Return the lines of the material below without any change, starting at the first line and ending at the line that contains "legend-box bbox=[137, 22, 514, 115]", with both ends included.

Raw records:
****************

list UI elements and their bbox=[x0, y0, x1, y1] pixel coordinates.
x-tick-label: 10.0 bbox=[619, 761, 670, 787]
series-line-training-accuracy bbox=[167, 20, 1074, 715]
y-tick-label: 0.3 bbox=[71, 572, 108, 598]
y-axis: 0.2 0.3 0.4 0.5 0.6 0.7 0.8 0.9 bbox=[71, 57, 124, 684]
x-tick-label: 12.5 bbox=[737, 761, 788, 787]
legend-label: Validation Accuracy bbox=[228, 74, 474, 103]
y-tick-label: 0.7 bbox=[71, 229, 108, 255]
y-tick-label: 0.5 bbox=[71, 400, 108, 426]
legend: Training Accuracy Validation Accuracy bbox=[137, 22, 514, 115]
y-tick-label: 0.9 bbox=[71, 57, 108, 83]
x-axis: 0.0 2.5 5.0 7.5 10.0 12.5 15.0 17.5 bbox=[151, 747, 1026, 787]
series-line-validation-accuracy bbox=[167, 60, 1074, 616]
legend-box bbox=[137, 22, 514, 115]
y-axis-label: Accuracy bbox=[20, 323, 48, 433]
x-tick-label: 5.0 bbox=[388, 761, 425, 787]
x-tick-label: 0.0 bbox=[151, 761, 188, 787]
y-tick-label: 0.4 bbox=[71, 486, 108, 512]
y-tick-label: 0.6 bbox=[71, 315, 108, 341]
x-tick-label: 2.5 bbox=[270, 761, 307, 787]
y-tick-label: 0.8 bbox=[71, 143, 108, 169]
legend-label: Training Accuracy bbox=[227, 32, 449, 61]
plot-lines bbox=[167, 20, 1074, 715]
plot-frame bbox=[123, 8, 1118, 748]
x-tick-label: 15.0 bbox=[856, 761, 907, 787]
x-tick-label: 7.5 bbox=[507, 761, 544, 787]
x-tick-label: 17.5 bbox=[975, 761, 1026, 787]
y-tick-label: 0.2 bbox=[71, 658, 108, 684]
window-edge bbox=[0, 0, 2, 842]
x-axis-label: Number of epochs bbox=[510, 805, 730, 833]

****************

(Answer to this task)
list UI elements and their bbox=[x0, y0, x1, y1] pixel coordinates.
x-tick-label: 10.0 bbox=[619, 761, 670, 787]
series-line-training-accuracy bbox=[167, 20, 1074, 715]
y-tick-label: 0.3 bbox=[71, 572, 108, 598]
y-axis: 0.2 0.3 0.4 0.5 0.6 0.7 0.8 0.9 bbox=[71, 57, 124, 684]
x-tick-label: 12.5 bbox=[737, 761, 788, 787]
legend-label: Validation Accuracy bbox=[228, 74, 474, 103]
y-tick-label: 0.7 bbox=[71, 229, 108, 255]
y-tick-label: 0.5 bbox=[71, 400, 108, 426]
legend: Training Accuracy Validation Accuracy bbox=[137, 22, 514, 115]
y-tick-label: 0.9 bbox=[71, 57, 108, 83]
x-axis: 0.0 2.5 5.0 7.5 10.0 12.5 15.0 17.5 bbox=[151, 747, 1026, 787]
series-line-validation-accuracy bbox=[167, 60, 1074, 616]
legend-box bbox=[137, 22, 514, 115]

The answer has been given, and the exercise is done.